#### Provided records ####

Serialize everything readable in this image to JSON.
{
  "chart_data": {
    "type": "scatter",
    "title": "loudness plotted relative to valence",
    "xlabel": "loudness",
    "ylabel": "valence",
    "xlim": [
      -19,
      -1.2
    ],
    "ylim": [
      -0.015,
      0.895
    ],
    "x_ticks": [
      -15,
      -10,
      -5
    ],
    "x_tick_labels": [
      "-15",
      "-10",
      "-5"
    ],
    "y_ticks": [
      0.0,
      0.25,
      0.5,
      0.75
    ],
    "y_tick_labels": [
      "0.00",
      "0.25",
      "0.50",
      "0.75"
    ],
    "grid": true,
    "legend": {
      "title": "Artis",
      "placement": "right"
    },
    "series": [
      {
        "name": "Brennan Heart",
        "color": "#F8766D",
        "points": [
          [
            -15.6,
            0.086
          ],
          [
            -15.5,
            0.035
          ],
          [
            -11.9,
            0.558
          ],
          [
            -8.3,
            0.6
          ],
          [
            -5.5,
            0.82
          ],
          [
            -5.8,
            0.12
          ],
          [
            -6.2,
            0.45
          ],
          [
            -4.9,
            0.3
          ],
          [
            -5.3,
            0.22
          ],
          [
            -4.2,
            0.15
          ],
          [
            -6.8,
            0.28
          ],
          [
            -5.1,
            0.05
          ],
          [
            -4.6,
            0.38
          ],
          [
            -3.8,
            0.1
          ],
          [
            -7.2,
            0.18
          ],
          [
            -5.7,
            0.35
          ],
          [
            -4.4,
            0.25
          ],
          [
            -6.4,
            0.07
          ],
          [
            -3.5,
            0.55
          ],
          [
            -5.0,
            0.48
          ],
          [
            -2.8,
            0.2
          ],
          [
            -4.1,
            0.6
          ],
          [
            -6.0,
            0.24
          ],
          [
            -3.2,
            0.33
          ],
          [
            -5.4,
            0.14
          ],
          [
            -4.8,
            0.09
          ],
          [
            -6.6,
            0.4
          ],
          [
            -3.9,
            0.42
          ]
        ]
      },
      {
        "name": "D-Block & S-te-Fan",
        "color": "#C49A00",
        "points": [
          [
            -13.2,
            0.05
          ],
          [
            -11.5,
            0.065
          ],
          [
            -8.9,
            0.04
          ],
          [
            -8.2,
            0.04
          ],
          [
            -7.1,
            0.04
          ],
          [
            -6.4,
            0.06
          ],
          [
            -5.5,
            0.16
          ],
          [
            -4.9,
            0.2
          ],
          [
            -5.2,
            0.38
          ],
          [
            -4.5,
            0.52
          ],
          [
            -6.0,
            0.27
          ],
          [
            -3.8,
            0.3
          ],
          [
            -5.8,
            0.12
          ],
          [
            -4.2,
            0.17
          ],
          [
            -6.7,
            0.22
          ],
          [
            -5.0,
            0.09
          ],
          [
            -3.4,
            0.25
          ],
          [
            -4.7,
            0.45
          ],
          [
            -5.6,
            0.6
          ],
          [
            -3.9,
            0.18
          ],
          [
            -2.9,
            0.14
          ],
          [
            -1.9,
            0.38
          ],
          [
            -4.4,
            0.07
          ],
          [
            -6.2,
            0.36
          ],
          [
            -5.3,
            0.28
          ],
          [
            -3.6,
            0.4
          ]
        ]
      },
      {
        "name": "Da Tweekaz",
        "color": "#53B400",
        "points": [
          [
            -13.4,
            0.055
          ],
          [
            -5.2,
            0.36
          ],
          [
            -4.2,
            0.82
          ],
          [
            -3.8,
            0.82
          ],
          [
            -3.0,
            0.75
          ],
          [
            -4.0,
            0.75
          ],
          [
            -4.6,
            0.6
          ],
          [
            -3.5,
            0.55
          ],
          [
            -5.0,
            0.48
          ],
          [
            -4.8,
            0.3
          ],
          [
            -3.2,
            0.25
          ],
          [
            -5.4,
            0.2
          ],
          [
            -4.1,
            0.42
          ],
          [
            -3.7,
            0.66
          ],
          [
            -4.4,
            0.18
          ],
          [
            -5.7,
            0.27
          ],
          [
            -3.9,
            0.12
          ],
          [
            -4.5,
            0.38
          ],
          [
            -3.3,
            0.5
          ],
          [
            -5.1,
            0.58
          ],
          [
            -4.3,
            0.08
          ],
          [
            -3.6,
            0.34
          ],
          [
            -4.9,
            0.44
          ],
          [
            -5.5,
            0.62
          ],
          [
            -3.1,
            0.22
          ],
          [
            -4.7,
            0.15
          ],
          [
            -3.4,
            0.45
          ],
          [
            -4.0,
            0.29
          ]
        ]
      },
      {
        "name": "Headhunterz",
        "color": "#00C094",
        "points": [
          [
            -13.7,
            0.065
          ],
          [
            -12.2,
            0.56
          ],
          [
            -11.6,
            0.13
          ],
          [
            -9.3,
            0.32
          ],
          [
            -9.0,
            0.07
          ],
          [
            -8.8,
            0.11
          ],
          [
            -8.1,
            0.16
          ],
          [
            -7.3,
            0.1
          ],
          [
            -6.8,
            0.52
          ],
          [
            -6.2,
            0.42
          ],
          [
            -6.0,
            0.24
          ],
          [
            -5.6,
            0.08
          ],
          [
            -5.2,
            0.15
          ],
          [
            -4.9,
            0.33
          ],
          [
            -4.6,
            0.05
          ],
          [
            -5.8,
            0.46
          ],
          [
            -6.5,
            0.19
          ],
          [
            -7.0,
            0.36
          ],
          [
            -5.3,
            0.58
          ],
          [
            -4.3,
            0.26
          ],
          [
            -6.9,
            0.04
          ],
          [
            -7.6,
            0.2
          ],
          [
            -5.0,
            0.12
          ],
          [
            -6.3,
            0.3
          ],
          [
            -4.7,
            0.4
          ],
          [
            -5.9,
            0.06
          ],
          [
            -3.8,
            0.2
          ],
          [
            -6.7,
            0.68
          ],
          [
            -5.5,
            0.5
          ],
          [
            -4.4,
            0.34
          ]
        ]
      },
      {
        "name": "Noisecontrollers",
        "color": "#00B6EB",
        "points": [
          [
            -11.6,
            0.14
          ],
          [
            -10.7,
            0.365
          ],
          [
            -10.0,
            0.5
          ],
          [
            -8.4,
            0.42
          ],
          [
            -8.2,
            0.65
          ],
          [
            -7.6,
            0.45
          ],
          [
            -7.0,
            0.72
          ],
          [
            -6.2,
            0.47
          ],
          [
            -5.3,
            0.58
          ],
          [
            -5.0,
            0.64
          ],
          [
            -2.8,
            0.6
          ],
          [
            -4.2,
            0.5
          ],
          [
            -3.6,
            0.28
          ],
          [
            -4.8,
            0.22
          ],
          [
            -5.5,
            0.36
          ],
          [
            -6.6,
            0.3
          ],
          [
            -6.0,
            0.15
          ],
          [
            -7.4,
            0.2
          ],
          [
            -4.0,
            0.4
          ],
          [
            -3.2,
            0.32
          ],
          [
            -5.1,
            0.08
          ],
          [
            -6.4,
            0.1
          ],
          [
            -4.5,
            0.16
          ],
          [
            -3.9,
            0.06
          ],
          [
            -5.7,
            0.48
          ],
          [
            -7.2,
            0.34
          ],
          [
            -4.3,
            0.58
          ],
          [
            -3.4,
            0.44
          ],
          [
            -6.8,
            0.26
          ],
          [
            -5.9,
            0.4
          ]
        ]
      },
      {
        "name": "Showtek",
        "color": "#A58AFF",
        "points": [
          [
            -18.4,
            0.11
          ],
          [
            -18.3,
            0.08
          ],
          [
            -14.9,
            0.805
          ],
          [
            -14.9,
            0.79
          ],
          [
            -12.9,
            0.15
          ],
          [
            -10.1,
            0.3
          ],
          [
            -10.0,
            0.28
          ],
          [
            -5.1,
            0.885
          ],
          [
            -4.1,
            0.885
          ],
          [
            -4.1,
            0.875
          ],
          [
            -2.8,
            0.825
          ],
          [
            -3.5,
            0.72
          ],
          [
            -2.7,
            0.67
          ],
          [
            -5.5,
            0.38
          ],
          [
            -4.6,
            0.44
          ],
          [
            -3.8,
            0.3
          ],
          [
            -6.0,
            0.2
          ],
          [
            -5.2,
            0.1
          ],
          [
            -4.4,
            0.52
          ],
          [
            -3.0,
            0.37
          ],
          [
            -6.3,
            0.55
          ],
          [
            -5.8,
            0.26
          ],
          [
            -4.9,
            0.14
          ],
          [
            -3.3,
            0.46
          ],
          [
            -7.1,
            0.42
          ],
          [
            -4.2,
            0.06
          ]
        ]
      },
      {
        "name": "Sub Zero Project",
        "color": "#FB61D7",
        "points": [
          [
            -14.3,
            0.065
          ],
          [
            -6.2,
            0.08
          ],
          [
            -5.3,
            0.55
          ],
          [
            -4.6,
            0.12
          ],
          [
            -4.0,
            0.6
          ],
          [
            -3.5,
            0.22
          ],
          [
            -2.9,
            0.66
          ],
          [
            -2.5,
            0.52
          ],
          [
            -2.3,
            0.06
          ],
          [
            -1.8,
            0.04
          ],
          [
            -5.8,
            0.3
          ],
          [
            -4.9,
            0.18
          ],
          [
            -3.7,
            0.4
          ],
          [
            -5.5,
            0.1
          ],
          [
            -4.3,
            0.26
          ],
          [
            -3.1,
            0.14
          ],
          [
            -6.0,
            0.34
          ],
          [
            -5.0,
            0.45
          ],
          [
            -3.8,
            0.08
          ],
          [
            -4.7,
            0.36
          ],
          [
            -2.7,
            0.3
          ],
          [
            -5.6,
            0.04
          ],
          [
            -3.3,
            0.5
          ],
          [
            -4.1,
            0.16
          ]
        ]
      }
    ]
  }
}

####

▶ **Description of the task**:
Among the lines above, determine how many hold the word "title"; report the figure alone.

▶ **Answer to this exercise**:
2